Filter the records below and copy every line containing the word "dieses".

====

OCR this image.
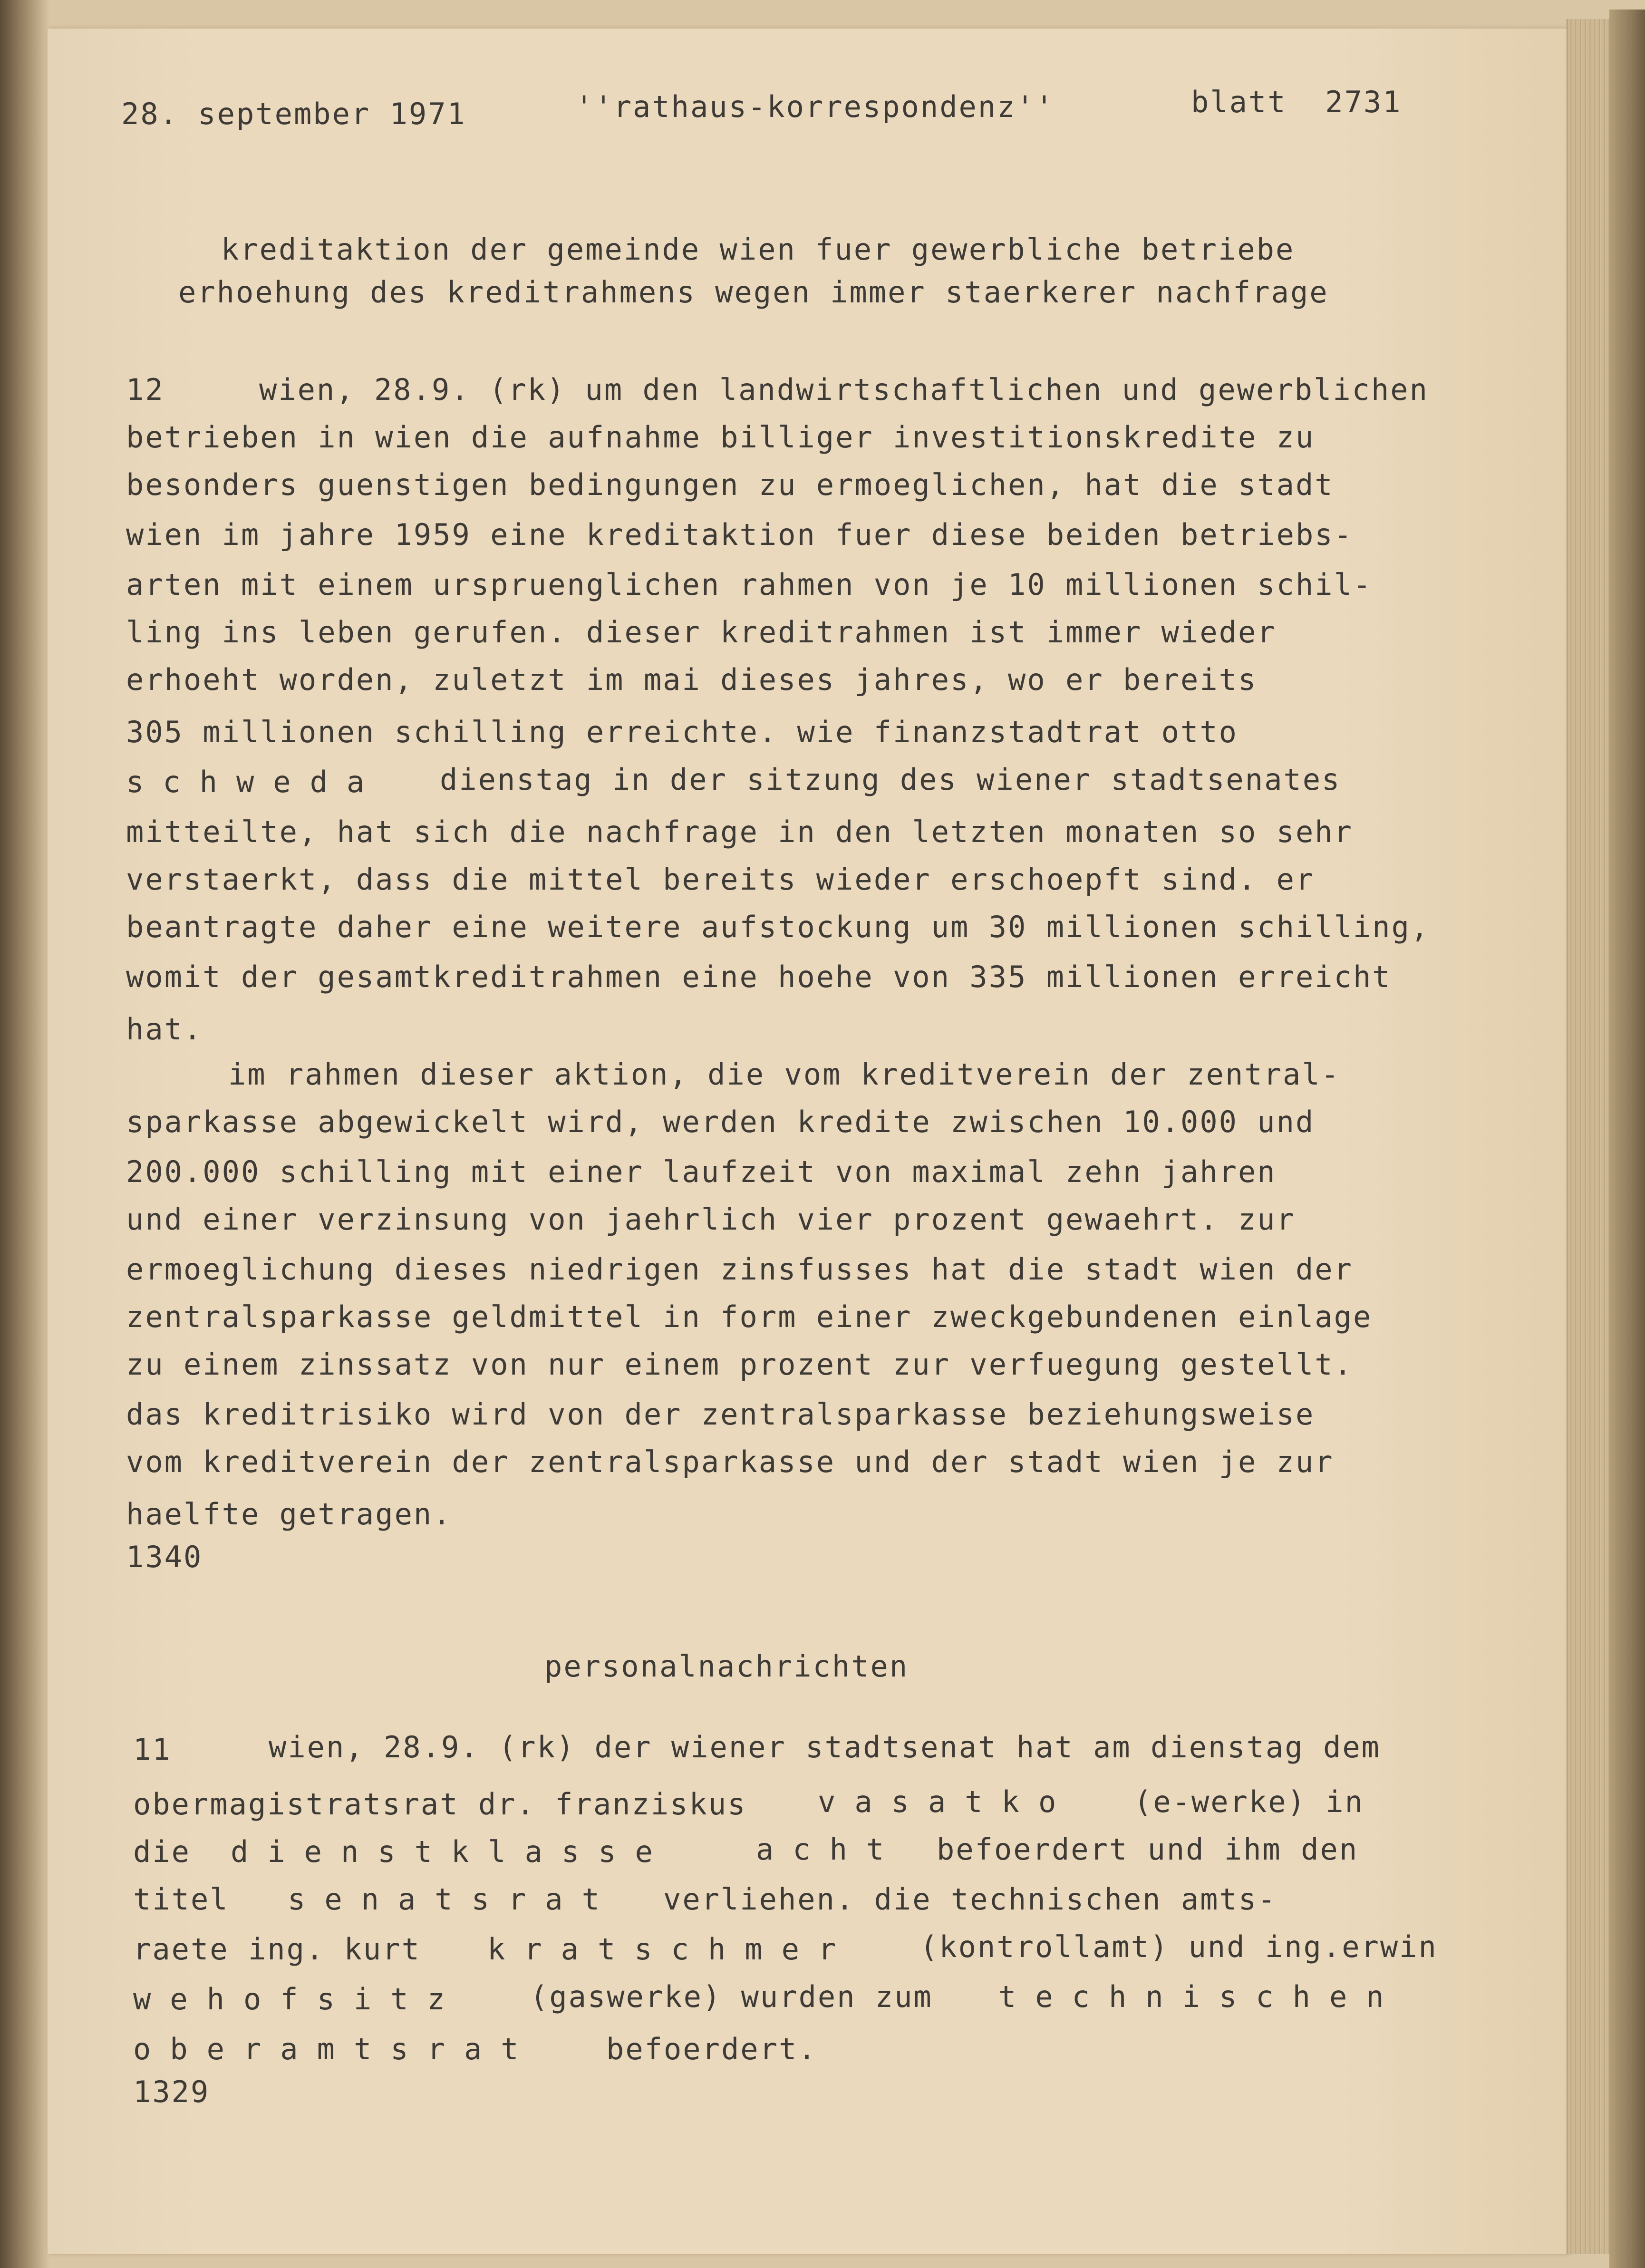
28. september 1971	''rathaus-korrespondenz''	blatt  2731

kreditaktion der gemeinde wien fuer gewerbliche betriebe

erhoehung des kreditrahmens wegen immer staerkerer nachfrage

12	wien, 28.9. (rk) um den landwirtschaftlichen und gewerblichen

betrieben in wien die aufnahme billiger investitionskredite zu

besonders guenstigen bedingungen zu ermoeglichen, hat die stadt

wien im jahre 1959 eine kreditaktion fuer diese beiden betriebs-

arten mit einem urspruenglichen rahmen von je 10 millionen schil-

ling ins leben gerufen. dieser kreditrahmen ist immer wieder

erhoeht worden, zuletzt im mai dieses jahres, wo er bereits

305 millionen schilling erreichte. wie finanzstadtrat otto

schweda dienstag in der sitzung des wiener stadtsenates

mitteilte, hat sich die nachfrage in den letzten monaten so sehr

verstaerkt, dass die mittel bereits wieder erschoepft sind. er

beantragte daher eine weitere aufstockung um 30 millionen schilling,

womit der gesamtkreditrahmen eine hoehe von 335 millionen erreicht

hat.

im rahmen dieser aktion, die vom kreditverein der zentral-

sparkasse abgewickelt wird, werden kredite zwischen 10.000 und

200.000 schilling mit einer laufzeit von maximal zehn jahren

und einer verzinsung von jaehrlich vier prozent gewaehrt. zur

ermoeglichung dieses niedrigen zinsfusses hat die stadt wien der

zentralsparkasse geldmittel in form einer zweckgebundenen einlage

zu einem zinssatz von nur einem prozent zur verfuegung gestellt.

das kreditrisiko wird von der zentralsparkasse beziehungsweise

vom kreditverein der zentralsparkasse und der stadt wien je zur

haelfte getragen.

1340

personalnachrichten

11	wien, 28.9. (rk) der wiener stadtsenat hat am dienstag dem

obermagistratsrat dr. franziskus vasatko (e-werke) in

die dienstklasse	acht befoerdert und ihm den

titel senatsrat verliehen. die technischen amts-

raete ing. kurt kratschmer (kontrollamt) und ing.erwin

wehofsitz (gaswerke) wurden zum technischen

oberamtsrat befoerdert.

1329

====

**TASK ANSWER**
erhoeht worden, zuletzt im mai dieses jahres, wo er bereits
ermoeglichung dieses niedrigen zinsfusses hat die stadt wien der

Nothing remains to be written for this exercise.